▸ **Document segment**

The two most important, both medically and socially, cardiac arrhythmic problems of our time are sudden cardiac death due to ventricular fibrillation (VF) (mainly in the setting of coronary artery disease) and atrial fibrillation (AF). For both of them, the identification of electrocardiogram ( ECG) markers that can reliably predict the occurrence of the arrhythmia is generally an unresolved matter.
An important step towards the identification of one such marker of sharply increased risk of occurrence of AF is the formulation of the syndrome of interatrial block (or syndrome of Bayes de Luna, if the medical community will accept the eponym), which needs to be distinguished from the more general (and currently more widely used) term ‘left atrial abnormality’. 1 The ECG criteria for third degree (advanced) interatrial block proposed by Bayes de Luna and associates are P wave duration of 120 ms or more and biphasic (plus-minus) P wave in the inferior leads II, III and AVF reflecting delayed and retrograde activation of the left atrium (instead of its normal activation via the Bachman bundle). The late and retrograde activation of the left atrium can be demonstrated more clearly with the simultaneous recording of surface and oesophageal (that is, left atrial) ECG recording and with the abnormal inscription of the second part of the P wave loop on the vectorcardiogram (VCG). Bayes de Luna and associates have investigated the interatrial conduction abnormalities for more than 20 years and have convincingly demonstrated that patients with advanced interatrial block have significantly increased risk of atrial fibrillation compared with those with less-severe forms of interatrial block (e.g. those with first degree block – delayed but still normal and not retrograde infero-superior activation of the left atrium).
As is often the case in cardiology, it is less clear what to do with these patients. The rationale and the potential benefits of prophylactic antiarrhythmic treatment of patients with advanced interatrial conduction block for prevention of AF as formulated by de Luna et al. 1 does not sound to me sufficiently convincing. The use of Class I medications that will further depress conduction seems counterintuitive and, of course, against our bitter experience with the application of these medications for prevention of VF during the years before the Cardiac Arrhythmia Suppression Trial (CAST) trail. 2 On the other hand, current evidence of the effect of various modes of pacing for prevention of AF is not consistent. 3 However, the ultimate verdict about the effectiveness (or lack thereof) of such preventive therapy will be given, of course, only by carefully designed prospective trials, as suggested by the authors.

▸ **Document layout detection data**
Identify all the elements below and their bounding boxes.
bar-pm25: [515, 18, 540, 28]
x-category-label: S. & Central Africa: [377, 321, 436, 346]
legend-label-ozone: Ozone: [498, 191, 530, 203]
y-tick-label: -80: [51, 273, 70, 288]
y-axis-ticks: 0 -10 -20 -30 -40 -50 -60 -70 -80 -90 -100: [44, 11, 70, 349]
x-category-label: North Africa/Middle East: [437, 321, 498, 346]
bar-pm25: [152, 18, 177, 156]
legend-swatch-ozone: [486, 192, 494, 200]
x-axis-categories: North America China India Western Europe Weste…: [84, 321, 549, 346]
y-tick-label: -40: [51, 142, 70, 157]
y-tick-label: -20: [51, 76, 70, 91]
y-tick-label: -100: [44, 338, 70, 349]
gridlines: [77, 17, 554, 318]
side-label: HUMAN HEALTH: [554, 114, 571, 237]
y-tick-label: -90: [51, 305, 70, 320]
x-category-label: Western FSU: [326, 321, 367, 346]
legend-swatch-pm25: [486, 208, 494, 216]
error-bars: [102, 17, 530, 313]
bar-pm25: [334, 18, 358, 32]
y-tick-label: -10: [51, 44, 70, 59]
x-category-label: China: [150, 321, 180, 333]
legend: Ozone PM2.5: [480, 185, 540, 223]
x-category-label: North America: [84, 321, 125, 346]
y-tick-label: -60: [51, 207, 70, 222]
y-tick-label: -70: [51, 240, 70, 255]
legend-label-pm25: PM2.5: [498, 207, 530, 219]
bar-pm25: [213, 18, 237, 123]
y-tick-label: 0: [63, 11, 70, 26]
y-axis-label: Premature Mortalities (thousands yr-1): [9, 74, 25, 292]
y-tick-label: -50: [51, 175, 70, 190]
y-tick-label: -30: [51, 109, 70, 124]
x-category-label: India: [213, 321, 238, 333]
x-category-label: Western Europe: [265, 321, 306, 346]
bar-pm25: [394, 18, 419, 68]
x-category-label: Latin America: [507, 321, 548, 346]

▸ **Your assignment**
Rewrite the section of the arrhythmia text above starting with "The two most" and going on through "an unresolved matter.", swapping "ventricular fibrillation" for "ventricular tachycardia".

▸ **Output**
The two most important, both medically and socially, cardiac arrhythmic problems of our time are sudden cardiac death due to ventricular tachycardia (VF) (mainly in the setting of coronary artery disease) and atrial fibrillation (AF). For both of them, the identification of electrocardiogram ( ECG) markers that can reliably predict the occurrence of the arrhythmia is generally an unresolved matter.